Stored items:
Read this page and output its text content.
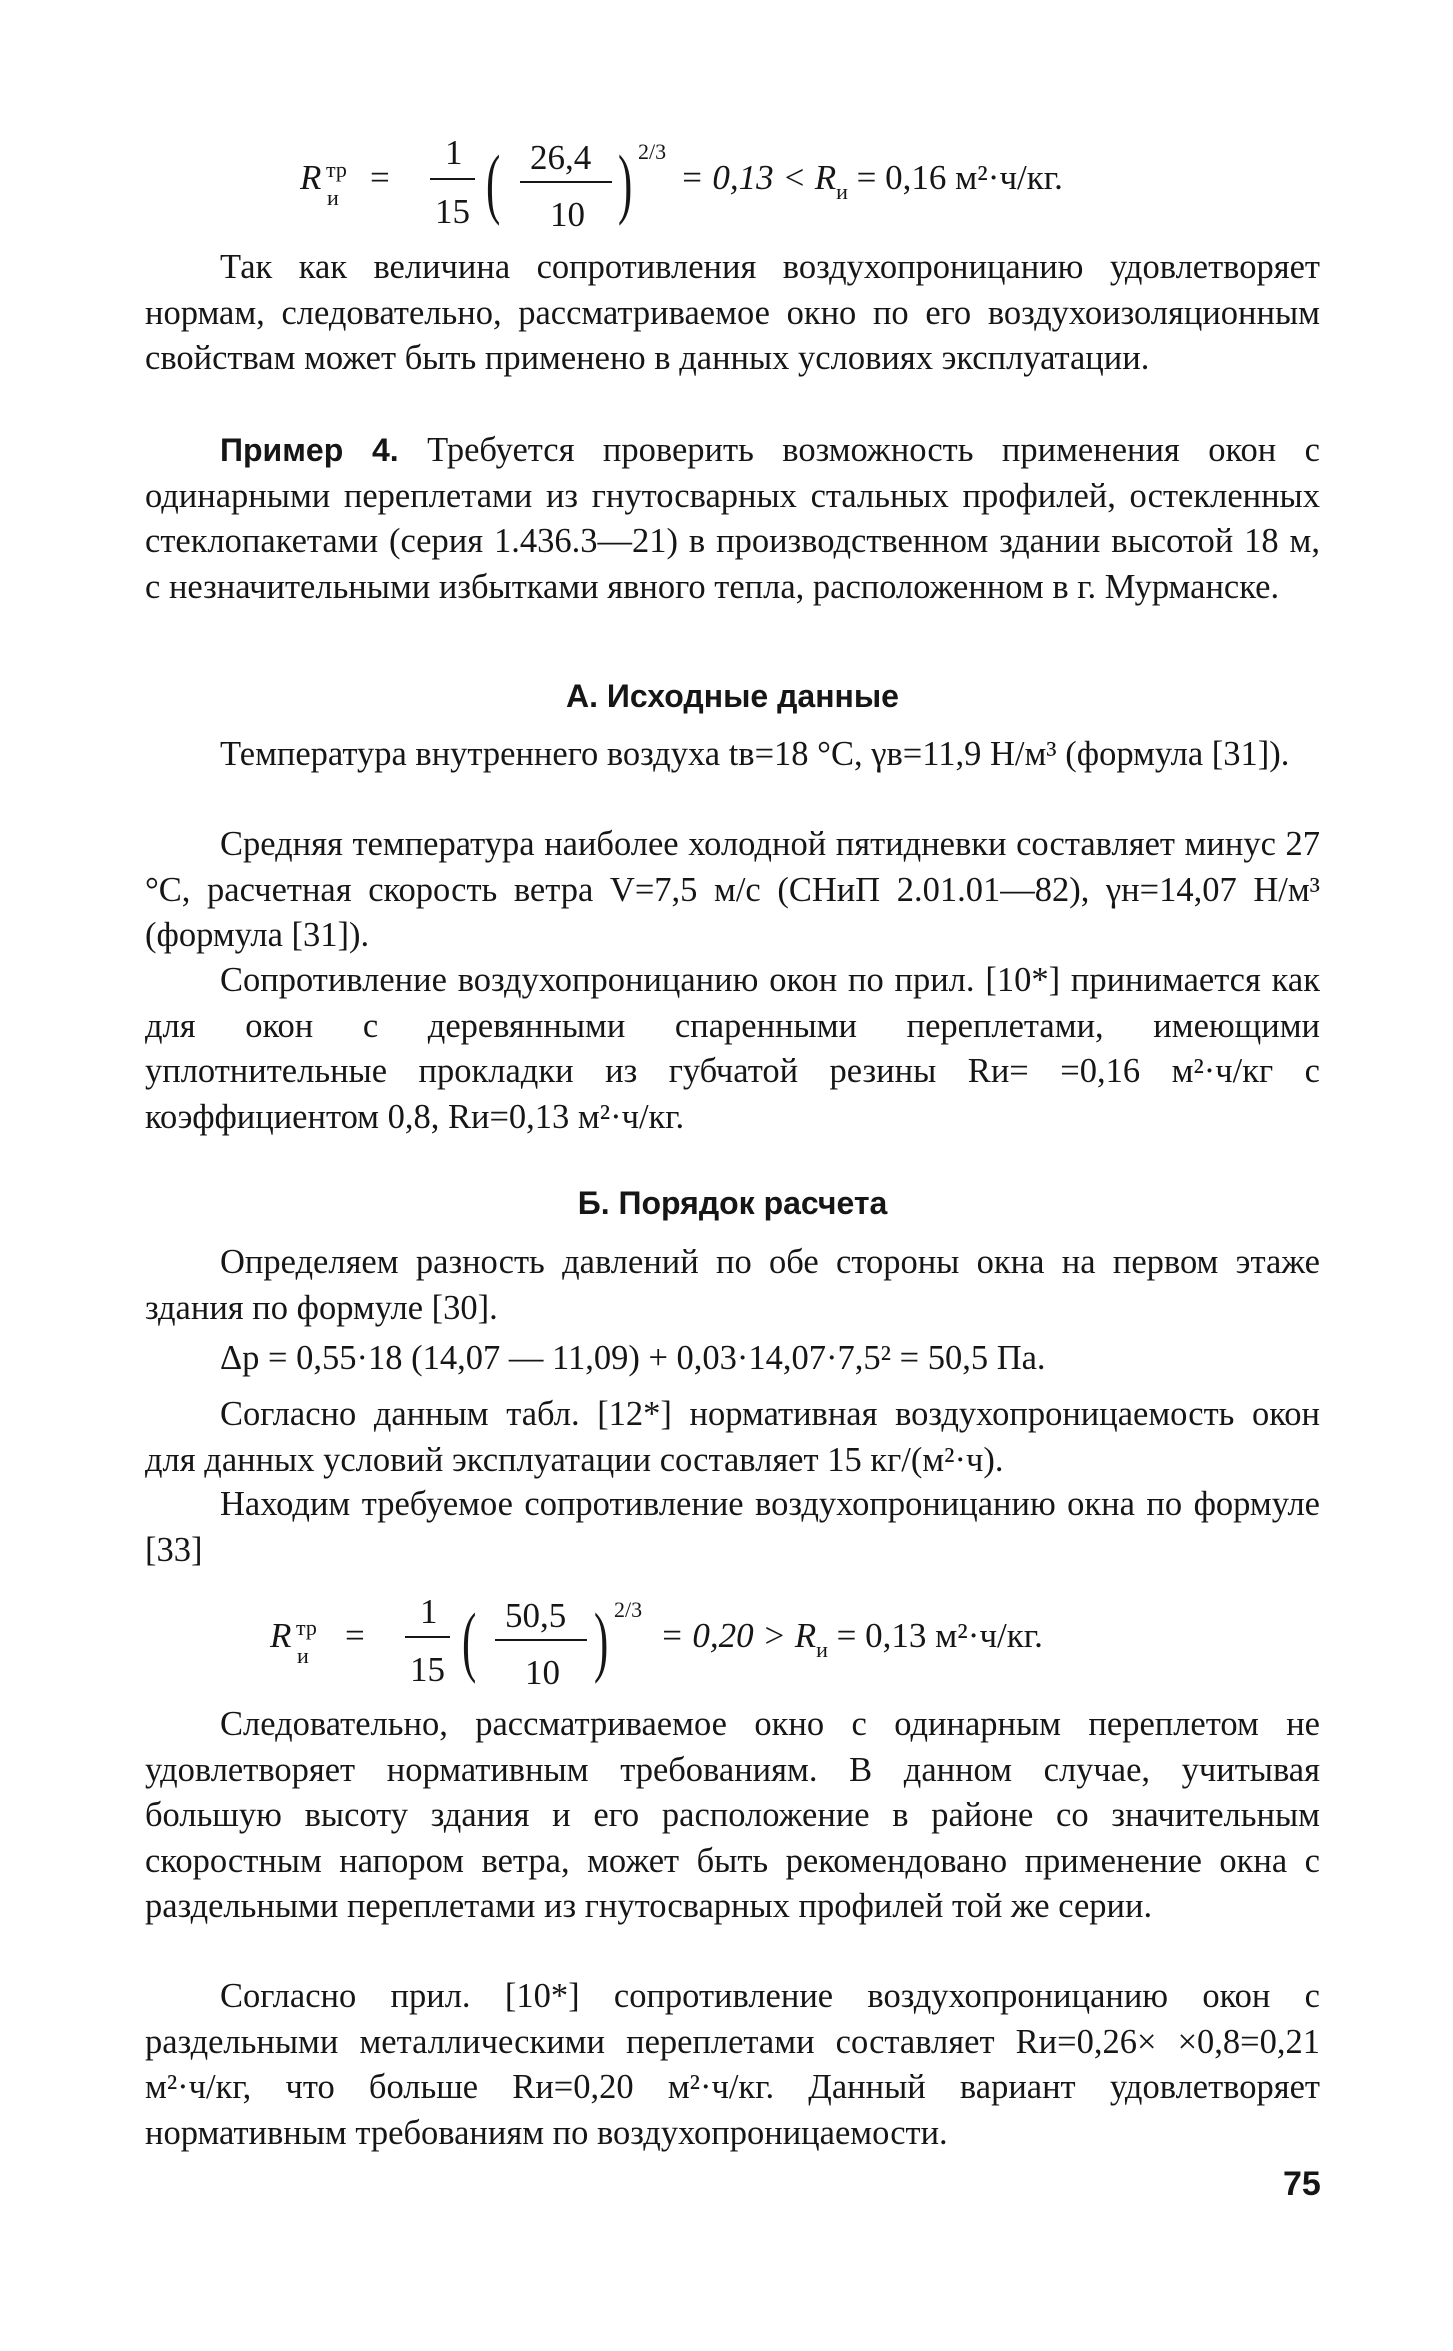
R тр
и
=
1
15 ( 26,4
10 ) 2/3
= $0,13 < R_и = 0,16$ м²·ч/кг.

Так как величина сопротивления воздухопроницанию удовлетворяет нормам, следовательно, рассматриваемое окно по его воздухоизоляционным свойствам может быть применено в данных условиях эксплуатации.

Пример 4. Требуется проверить возможность применения окон с одинарными переплетами из гнутосварных стальных профилей, остекленных стеклопакетами (серия 1.436.3—21) в производственном здании высотой 18 м, с незначительными избытками явного тепла, расположенном в г. Мурманске.

А. Исходные данные

Температура внутреннего воздуха tв=18 °С, γв=11,9 Н/м³ (формула [31]).

Средняя температура наиболее холодной пятидневки составляет минус 27 °С, расчетная скорость ветра V=7,5 м/с (СНиП 2.01.01—82), γн=14,07 Н/м³ (формула [31]).

Сопротивление воздухопроницанию окон по прил. [10*] принимается как для окон с деревянными спаренными переплетами, имеющими уплотнительные прокладки из губчатой резины Rи= =0,16 м²·ч/кг с коэффициентом 0,8, Rи=0,13 м²·ч/кг.

Б. Порядок расчета

Определяем разность давлений по обе стороны окна на первом этаже здания по формуле [30].

Δp = 0,55·18 (14,07 — 11,09) + 0,03·14,07·7,5² = 50,5 Па.

Согласно данным табл. [12*] нормативная воздухопроницаемость окон для данных условий эксплуатации составляет 15 кг/(м²·ч).

Находим требуемое сопротивление воздухопроницанию окна по формуле [33]

R тр
и
=
1
15 ( 50,5
10 ) 2/3
= $0,20 > R_и = 0,13$ м²·ч/кг.

Следовательно, рассматриваемое окно с одинарным переплетом не удовлетворяет нормативным требованиям. В данном случае, учитывая большую высоту здания и его расположение в районе со значительным скоростным напором ветра, может быть рекомендовано применение окна с раздельными переплетами из гнутосварных профилей той же серии.

Согласно прил. [10*] сопротивление воздухопроницанию окон с раздельными металлическими переплетами составляет Rи=0,26× ×0,8=0,21 м²·ч/кг, что больше Rи=0,20 м²·ч/кг. Данный вариант удовлетворяет нормативным требованиям по воздухопроницаемости.

75
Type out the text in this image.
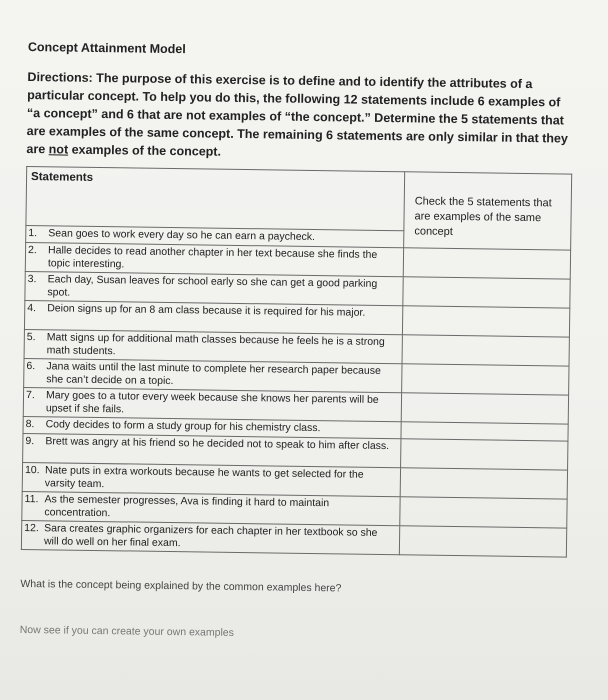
Concept Attainment Model

Directions: The purpose of this exercise is to define and to identify the attributes of a particular concept. To help you do this, the following 12 statements include 6 examples of “a concept” and 6 that are not examples of “the concept.” Determine the 5 statements that are examples of the same concept. The remaining 6 statements are only similar in that they are not examples of the concept.

Statements	Check the 5 statements that are examples of the same concept
1. Sean goes to work every day so he can earn a paycheck.	
2. Halle decides to read another chapter in her text because she finds the topic interesting.	
3. Each day, Susan leaves for school early so she can get a good parking spot.	
4. Deion signs up for an 8 am class because it is required for his major.	
5. Matt signs up for additional math classes because he feels he is a strong math students.	
6. Jana waits until the last minute to complete her research paper because she can’t decide on a topic.	
7. Mary goes to a tutor every week because she knows her parents will be upset if she fails.	
8. Cody decides to form a study group for his chemistry class.	
9. Brett was angry at his friend so he decided not to speak to him after class.	
10. Nate puts in extra workouts because he wants to get selected for the varsity team.	
11. As the semester progresses, Ava is finding it hard to maintain concentration.	
12. Sara creates graphic organizers for each chapter in her textbook so she will do well on her final exam.	
What is the concept being explained by the common examples here?
Now see if you can create your own examples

What you need to do: Repeat every record precisely. Any picture among them stays out of the copy.

Exercise output:
Read this page and output its text content.
R тр
и
=
1
15 ( 26,4
10 ) 2/3
= $0,13 < R_и = 0,16$ м²·ч/кг.

Так как величина сопротивления воздухопроницанию удовлетворяет нормам, следовательно, рассматриваемое окно по его воздухоизоляционным свойствам может быть применено в данных условиях эксплуатации.

Пример 4. Требуется проверить возможность применения окон с одинарными переплетами из гнутосварных стальных профилей, остекленных стеклопакетами (серия 1.436.3—21) в производственном здании высотой 18 м, с незначительными избытками явного тепла, расположенном в г. Мурманске.

А. Исходные данные

Температура внутреннего воздуха tв=18 °С, γв=11,9 Н/м³ (формула [31]).

Средняя температура наиболее холодной пятидневки составляет минус 27 °С, расчетная скорость ветра V=7,5 м/с (СНиП 2.01.01—82), γн=14,07 Н/м³ (формула [31]).

Сопротивление воздухопроницанию окон по прил. [10*] принимается как для окон с деревянными спаренными переплетами, имеющими уплотнительные прокладки из губчатой резины Rи= =0,16 м²·ч/кг с коэффициентом 0,8, Rи=0,13 м²·ч/кг.

Б. Порядок расчета

Определяем разность давлений по обе стороны окна на первом этаже здания по формуле [30].

Δp = 0,55·18 (14,07 — 11,09) + 0,03·14,07·7,5² = 50,5 Па.

Согласно данным табл. [12*] нормативная воздухопроницаемость окон для данных условий эксплуатации составляет 15 кг/(м²·ч).

Находим требуемое сопротивление воздухопроницанию окна по формуле [33]

R тр
и
=
1
15 ( 50,5
10 ) 2/3
= $0,20 > R_и = 0,13$ м²·ч/кг.

Следовательно, рассматриваемое окно с одинарным переплетом не удовлетворяет нормативным требованиям. В данном случае, учитывая большую высоту здания и его расположение в районе со значительным скоростным напором ветра, может быть рекомендовано применение окна с раздельными переплетами из гнутосварных профилей той же серии.

Согласно прил. [10*] сопротивление воздухопроницанию окон с раздельными металлическими переплетами составляет Rи=0,26× ×0,8=0,21 м²·ч/кг, что больше Rи=0,20 м²·ч/кг. Данный вариант удовлетворяет нормативным требованиям по воздухопроницаемости.

75
Type out the text in this image.
Concept Attainment Model

Directions: The purpose of this exercise is to define and to identify the attributes of a particular concept. To help you do this, the following 12 statements include 6 examples of “a concept” and 6 that are not examples of “the concept.” Determine the 5 statements that are examples of the same concept. The remaining 6 statements are only similar in that they are not examples of the concept.

Statements	Check the 5 statements that are examples of the same concept
1. Sean goes to work every day so he can earn a paycheck.	
2. Halle decides to read another chapter in her text because she finds the topic interesting.	
3. Each day, Susan leaves for school early so she can get a good parking spot.	
4. Deion signs up for an 8 am class because it is required for his major.	
5. Matt signs up for additional math classes because he feels he is a strong math students.	
6. Jana waits until the last minute to complete her research paper because she can’t decide on a topic.	
7. Mary goes to a tutor every week because she knows her parents will be upset if she fails.	
8. Cody decides to form a study group for his chemistry class.	
9. Brett was angry at his friend so he decided not to speak to him after class.	
10. Nate puts in extra workouts because he wants to get selected for the varsity team.	
11. As the semester progresses, Ava is finding it hard to maintain concentration.	
12. Sara creates graphic organizers for each chapter in her textbook so she will do well on her final exam.	
What is the concept being explained by the common examples here?
Now see if you can create your own examples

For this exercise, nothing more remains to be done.